## [Exercise requirements]
Count the lines in the data below where the string "name" occurs, please, and give the number alone.
## start Records to process
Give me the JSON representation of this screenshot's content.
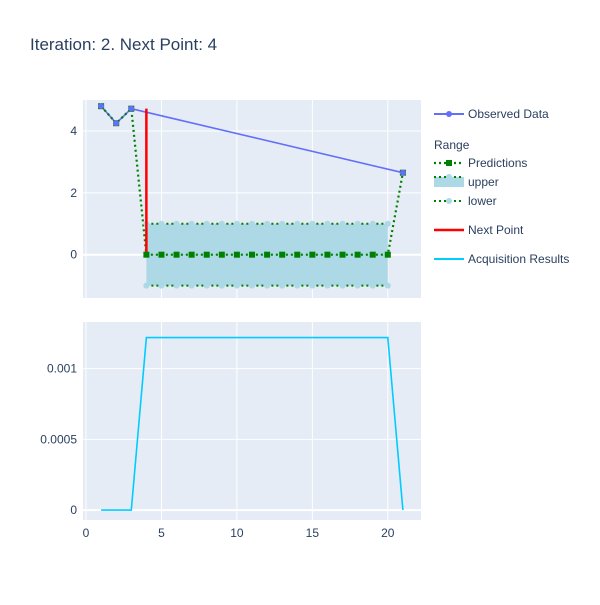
{
  "chart_data": {
    "type": "line",
    "title": "Iteration: 2. Next Point: 4",
    "colors": {
      "observed": "#636efa",
      "predictions": "#008000",
      "band_fill": "#add8e6",
      "band_line": "#008000",
      "band_marker": "#add8e6",
      "next_point": "#ff0000",
      "acquisition": "#00ccff",
      "plot_bg": "#e5ecf6",
      "grid": "#ffffff",
      "tick_text": "#2a3f5f"
    },
    "legend": {
      "placement": "right",
      "group_title": "Range",
      "items": [
        {
          "id": "observed",
          "label": "Observed Data"
        },
        {
          "id": "predictions",
          "label": "Predictions"
        },
        {
          "id": "upper",
          "label": "upper"
        },
        {
          "id": "lower",
          "label": "lower"
        },
        {
          "id": "next",
          "label": "Next Point"
        },
        {
          "id": "acq",
          "label": "Acquisition Results"
        }
      ]
    },
    "subplots": [
      {
        "id": "top",
        "xlim": [
          -0.2,
          22.2
        ],
        "ylim": [
          -1.4,
          5.0
        ],
        "yticks": [
          0,
          2,
          4
        ],
        "ytick_labels": [
          "0",
          "2",
          "4"
        ],
        "xgrid": [
          0,
          5,
          10,
          15,
          20
        ],
        "series": [
          {
            "name": "Observed Data",
            "kind": "line+markers",
            "x": [
              1,
              2,
              3,
              21
            ],
            "y": [
              4.8,
              4.25,
              4.72,
              2.65
            ]
          },
          {
            "name": "Predictions",
            "kind": "dotted+square-markers",
            "x": [
              1,
              2,
              3,
              4,
              5,
              6,
              7,
              8,
              9,
              10,
              11,
              12,
              13,
              14,
              15,
              16,
              17,
              18,
              19,
              20,
              21
            ],
            "y": [
              4.8,
              4.25,
              4.72,
              0,
              0,
              0,
              0,
              0,
              0,
              0,
              0,
              0,
              0,
              0,
              0,
              0,
              0,
              0,
              0,
              0,
              2.65
            ]
          },
          {
            "name": "upper",
            "kind": "dotted+circle-markers",
            "x": [
              4,
              5,
              6,
              7,
              8,
              9,
              10,
              11,
              12,
              13,
              14,
              15,
              16,
              17,
              18,
              19,
              20
            ],
            "y": [
              1,
              1,
              1,
              1,
              1,
              1,
              1,
              1,
              1,
              1,
              1,
              1,
              1,
              1,
              1,
              1,
              1
            ]
          },
          {
            "name": "lower",
            "kind": "dotted+circle-markers",
            "x": [
              4,
              5,
              6,
              7,
              8,
              9,
              10,
              11,
              12,
              13,
              14,
              15,
              16,
              17,
              18,
              19,
              20
            ],
            "y": [
              -1,
              -1,
              -1,
              -1,
              -1,
              -1,
              -1,
              -1,
              -1,
              -1,
              -1,
              -1,
              -1,
              -1,
              -1,
              -1,
              -1
            ]
          },
          {
            "name": "Next Point",
            "kind": "vline",
            "x": [
              4,
              4
            ],
            "y": [
              0,
              4.72
            ]
          }
        ]
      },
      {
        "id": "bottom",
        "xlim": [
          -0.2,
          22.2
        ],
        "ylim": [
          -7e-05,
          0.00133
        ],
        "yticks": [
          0,
          0.0005,
          0.001
        ],
        "ytick_labels": [
          "0",
          "0.0005",
          "0.001"
        ],
        "xticks": [
          0,
          5,
          10,
          15,
          20
        ],
        "xtick_labels": [
          "0",
          "5",
          "10",
          "15",
          "20"
        ],
        "series": [
          {
            "name": "Acquisition Results",
            "kind": "line",
            "x": [
              1,
              2,
              3,
              4,
              5,
              6,
              7,
              8,
              9,
              10,
              11,
              12,
              13,
              14,
              15,
              16,
              17,
              18,
              19,
              20,
              21
            ],
            "y": [
              0,
              0,
              0,
              0.00122,
              0.00122,
              0.00122,
              0.00122,
              0.00122,
              0.00122,
              0.00122,
              0.00122,
              0.00122,
              0.00122,
              0.00122,
              0.00122,
              0.00122,
              0.00122,
              0.00122,
              0.00122,
              0.00122,
              0
            ]
          }
        ]
      }
    ]
  }
}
## end Records to process
## [Completed exercise]
6